## Start Recorded data

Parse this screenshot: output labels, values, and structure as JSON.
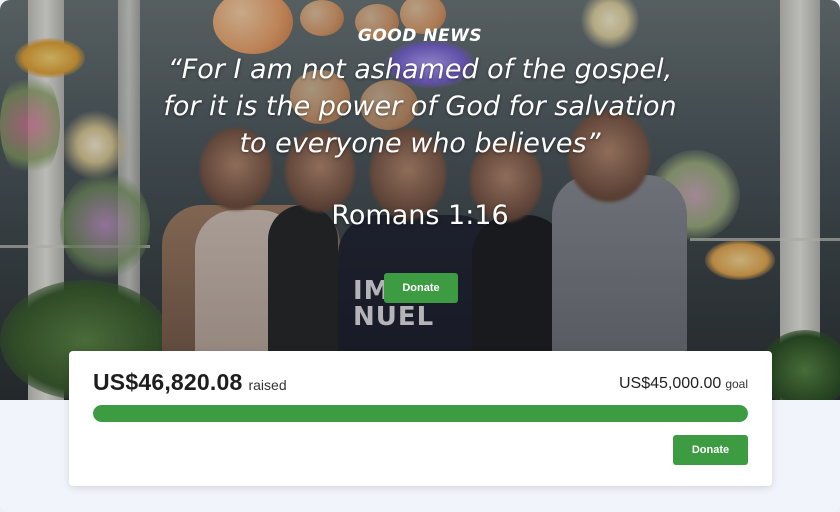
{
  "hero": {
    "eyebrow": "GOOD NEWS",
    "quote": "“For I am not ashamed of the gospel, for it is the power of God for salvation to everyone who believes”",
    "reference": "Romans 1:16",
    "shirt_text": "IMMA NUEL",
    "donate_label": "Donate"
  },
  "fundraiser": {
    "raised_amount": "US$46,820.08",
    "raised_label": "raised",
    "goal_amount": "US$45,000.00",
    "goal_label": "goal",
    "progress_fraction": 1.0,
    "donate_label": "Donate"
  },
  "colors": {
    "accent_green": "#3d9b41",
    "track": "#e6e6e6"
  }
}
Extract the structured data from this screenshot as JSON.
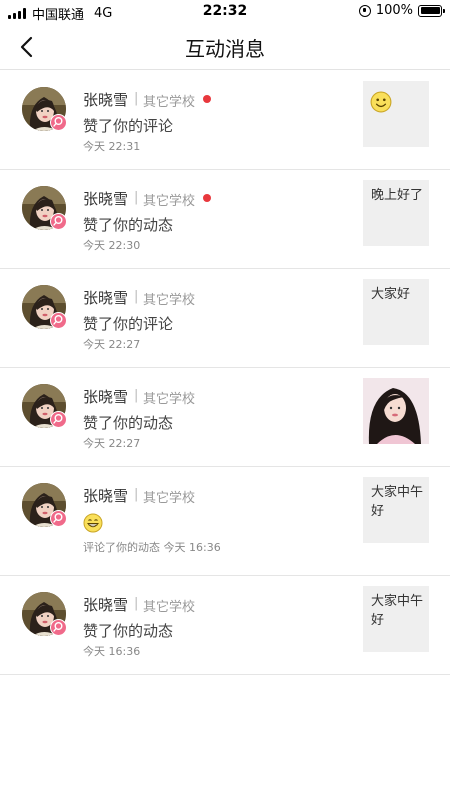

## End Recorded data

Instructions to follow: Reproduce the data word for word, excluding its pictures.

Task output:
Parse this screenshot: output labels, values, and structure as JSON.
{
  "hero": {
    "eyebrow": "GOOD NEWS",
    "quote": "“For I am not ashamed of the gospel, for it is the power of God for salvation to everyone who believes”",
    "reference": "Romans 1:16",
    "shirt_text": "IMMA NUEL",
    "donate_label": "Donate"
  },
  "fundraiser": {
    "raised_amount": "US$46,820.08",
    "raised_label": "raised",
    "goal_amount": "US$45,000.00",
    "goal_label": "goal",
    "progress_fraction": 1.0,
    "donate_label": "Donate"
  },
  "colors": {
    "accent_green": "#3d9b41",
    "track": "#e6e6e6"
  }
}
Extract the structured data from this screenshot as JSON.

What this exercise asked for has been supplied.